## Work required
Produce a word-for-word copy of the listing below without its pictures.

## Records for this task
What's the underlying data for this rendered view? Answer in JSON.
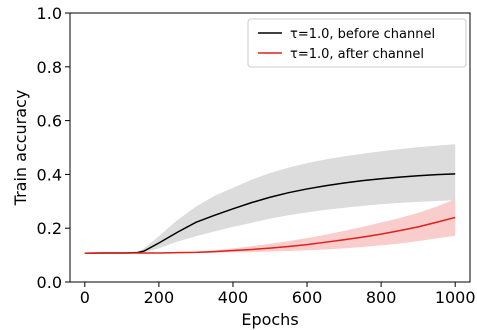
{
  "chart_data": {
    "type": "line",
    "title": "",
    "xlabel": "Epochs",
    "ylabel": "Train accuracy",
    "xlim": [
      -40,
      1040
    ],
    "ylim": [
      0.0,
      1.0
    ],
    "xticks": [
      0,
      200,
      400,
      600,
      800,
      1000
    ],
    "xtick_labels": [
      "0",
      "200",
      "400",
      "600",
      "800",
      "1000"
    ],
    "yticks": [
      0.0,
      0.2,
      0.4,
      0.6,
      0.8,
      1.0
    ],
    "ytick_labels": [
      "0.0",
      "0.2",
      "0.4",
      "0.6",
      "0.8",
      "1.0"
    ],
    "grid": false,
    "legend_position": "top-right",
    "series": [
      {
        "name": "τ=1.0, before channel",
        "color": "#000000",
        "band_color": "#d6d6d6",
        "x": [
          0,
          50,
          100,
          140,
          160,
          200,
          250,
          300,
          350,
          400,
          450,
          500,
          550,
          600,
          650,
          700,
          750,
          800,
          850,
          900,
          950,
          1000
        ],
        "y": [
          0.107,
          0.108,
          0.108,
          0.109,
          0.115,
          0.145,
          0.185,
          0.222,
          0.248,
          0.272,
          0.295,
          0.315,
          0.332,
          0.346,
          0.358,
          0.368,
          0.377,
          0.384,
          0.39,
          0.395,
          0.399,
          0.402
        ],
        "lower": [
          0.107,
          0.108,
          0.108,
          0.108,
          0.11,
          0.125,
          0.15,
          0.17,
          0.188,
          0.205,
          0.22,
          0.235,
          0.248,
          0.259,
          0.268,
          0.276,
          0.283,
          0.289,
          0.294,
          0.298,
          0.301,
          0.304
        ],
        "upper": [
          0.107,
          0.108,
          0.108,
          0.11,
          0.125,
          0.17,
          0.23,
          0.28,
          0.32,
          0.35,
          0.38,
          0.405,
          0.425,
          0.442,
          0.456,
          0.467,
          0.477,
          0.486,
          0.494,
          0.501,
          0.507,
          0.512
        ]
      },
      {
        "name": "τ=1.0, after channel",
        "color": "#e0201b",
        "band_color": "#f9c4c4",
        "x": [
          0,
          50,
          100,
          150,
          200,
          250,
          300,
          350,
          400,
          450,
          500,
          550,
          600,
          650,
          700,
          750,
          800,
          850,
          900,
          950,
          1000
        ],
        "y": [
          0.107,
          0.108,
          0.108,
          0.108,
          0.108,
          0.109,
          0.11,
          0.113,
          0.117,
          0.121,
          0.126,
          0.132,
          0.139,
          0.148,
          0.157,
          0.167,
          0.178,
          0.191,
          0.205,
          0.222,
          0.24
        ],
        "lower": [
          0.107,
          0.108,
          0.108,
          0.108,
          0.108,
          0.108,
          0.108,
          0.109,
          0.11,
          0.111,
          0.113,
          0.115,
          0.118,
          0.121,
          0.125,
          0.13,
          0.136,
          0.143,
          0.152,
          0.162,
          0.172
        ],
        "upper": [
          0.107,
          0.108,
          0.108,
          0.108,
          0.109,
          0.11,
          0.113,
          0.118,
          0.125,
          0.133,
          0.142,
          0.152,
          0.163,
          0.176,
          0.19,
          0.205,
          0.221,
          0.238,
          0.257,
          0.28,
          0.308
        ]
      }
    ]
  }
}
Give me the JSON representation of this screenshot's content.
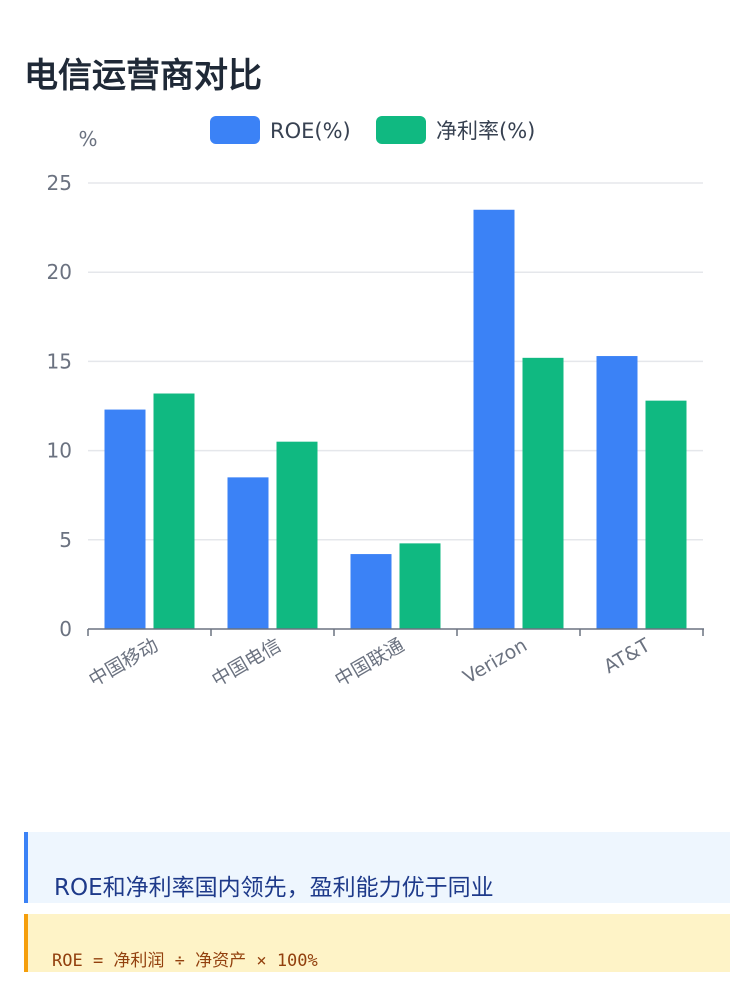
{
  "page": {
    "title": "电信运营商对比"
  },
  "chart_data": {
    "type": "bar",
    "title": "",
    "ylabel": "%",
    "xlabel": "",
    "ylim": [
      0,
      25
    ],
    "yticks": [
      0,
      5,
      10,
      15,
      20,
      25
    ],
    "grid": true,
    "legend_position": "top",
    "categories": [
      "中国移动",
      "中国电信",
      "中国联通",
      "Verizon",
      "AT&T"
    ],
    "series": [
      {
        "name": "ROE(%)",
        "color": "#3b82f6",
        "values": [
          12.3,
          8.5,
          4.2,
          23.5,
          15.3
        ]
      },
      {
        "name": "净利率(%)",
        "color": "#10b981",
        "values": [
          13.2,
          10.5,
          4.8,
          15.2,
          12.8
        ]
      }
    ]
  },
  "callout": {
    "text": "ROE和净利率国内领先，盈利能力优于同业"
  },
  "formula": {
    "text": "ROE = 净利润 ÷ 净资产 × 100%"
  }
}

## Response to the exercise
What's the underlying data for this rendered view? Answer in JSON.
{
  "chart_data": {
    "type": "line",
    "title": "",
    "xlabel": "Epochs",
    "ylabel": "Train accuracy",
    "xlim": [
      -40,
      1040
    ],
    "ylim": [
      0.0,
      1.0
    ],
    "xticks": [
      0,
      200,
      400,
      600,
      800,
      1000
    ],
    "xtick_labels": [
      "0",
      "200",
      "400",
      "600",
      "800",
      "1000"
    ],
    "yticks": [
      0.0,
      0.2,
      0.4,
      0.6,
      0.8,
      1.0
    ],
    "ytick_labels": [
      "0.0",
      "0.2",
      "0.4",
      "0.6",
      "0.8",
      "1.0"
    ],
    "grid": false,
    "legend_position": "top-right",
    "series": [
      {
        "name": "τ=1.0, before channel",
        "color": "#000000",
        "band_color": "#d6d6d6",
        "x": [
          0,
          50,
          100,
          140,
          160,
          200,
          250,
          300,
          350,
          400,
          450,
          500,
          550,
          600,
          650,
          700,
          750,
          800,
          850,
          900,
          950,
          1000
        ],
        "y": [
          0.107,
          0.108,
          0.108,
          0.109,
          0.115,
          0.145,
          0.185,
          0.222,
          0.248,
          0.272,
          0.295,
          0.315,
          0.332,
          0.346,
          0.358,
          0.368,
          0.377,
          0.384,
          0.39,
          0.395,
          0.399,
          0.402
        ],
        "lower": [
          0.107,
          0.108,
          0.108,
          0.108,
          0.11,
          0.125,
          0.15,
          0.17,
          0.188,
          0.205,
          0.22,
          0.235,
          0.248,
          0.259,
          0.268,
          0.276,
          0.283,
          0.289,
          0.294,
          0.298,
          0.301,
          0.304
        ],
        "upper": [
          0.107,
          0.108,
          0.108,
          0.11,
          0.125,
          0.17,
          0.23,
          0.28,
          0.32,
          0.35,
          0.38,
          0.405,
          0.425,
          0.442,
          0.456,
          0.467,
          0.477,
          0.486,
          0.494,
          0.501,
          0.507,
          0.512
        ]
      },
      {
        "name": "τ=1.0, after channel",
        "color": "#e0201b",
        "band_color": "#f9c4c4",
        "x": [
          0,
          50,
          100,
          150,
          200,
          250,
          300,
          350,
          400,
          450,
          500,
          550,
          600,
          650,
          700,
          750,
          800,
          850,
          900,
          950,
          1000
        ],
        "y": [
          0.107,
          0.108,
          0.108,
          0.108,
          0.108,
          0.109,
          0.11,
          0.113,
          0.117,
          0.121,
          0.126,
          0.132,
          0.139,
          0.148,
          0.157,
          0.167,
          0.178,
          0.191,
          0.205,
          0.222,
          0.24
        ],
        "lower": [
          0.107,
          0.108,
          0.108,
          0.108,
          0.108,
          0.108,
          0.108,
          0.109,
          0.11,
          0.111,
          0.113,
          0.115,
          0.118,
          0.121,
          0.125,
          0.13,
          0.136,
          0.143,
          0.152,
          0.162,
          0.172
        ],
        "upper": [
          0.107,
          0.108,
          0.108,
          0.108,
          0.109,
          0.11,
          0.113,
          0.118,
          0.125,
          0.133,
          0.142,
          0.152,
          0.163,
          0.176,
          0.19,
          0.205,
          0.221,
          0.238,
          0.257,
          0.28,
          0.308
        ]
      }
    ]
  }
}
Give me the JSON representation of this screenshot's content.
{
  "page": {
    "title": "电信运营商对比"
  },
  "chart_data": {
    "type": "bar",
    "title": "",
    "ylabel": "%",
    "xlabel": "",
    "ylim": [
      0,
      25
    ],
    "yticks": [
      0,
      5,
      10,
      15,
      20,
      25
    ],
    "grid": true,
    "legend_position": "top",
    "categories": [
      "中国移动",
      "中国电信",
      "中国联通",
      "Verizon",
      "AT&T"
    ],
    "series": [
      {
        "name": "ROE(%)",
        "color": "#3b82f6",
        "values": [
          12.3,
          8.5,
          4.2,
          23.5,
          15.3
        ]
      },
      {
        "name": "净利率(%)",
        "color": "#10b981",
        "values": [
          13.2,
          10.5,
          4.8,
          15.2,
          12.8
        ]
      }
    ]
  },
  "callout": {
    "text": "ROE和净利率国内领先，盈利能力优于同业"
  },
  "formula": {
    "text": "ROE = 净利润 ÷ 净资产 × 100%"
  }
}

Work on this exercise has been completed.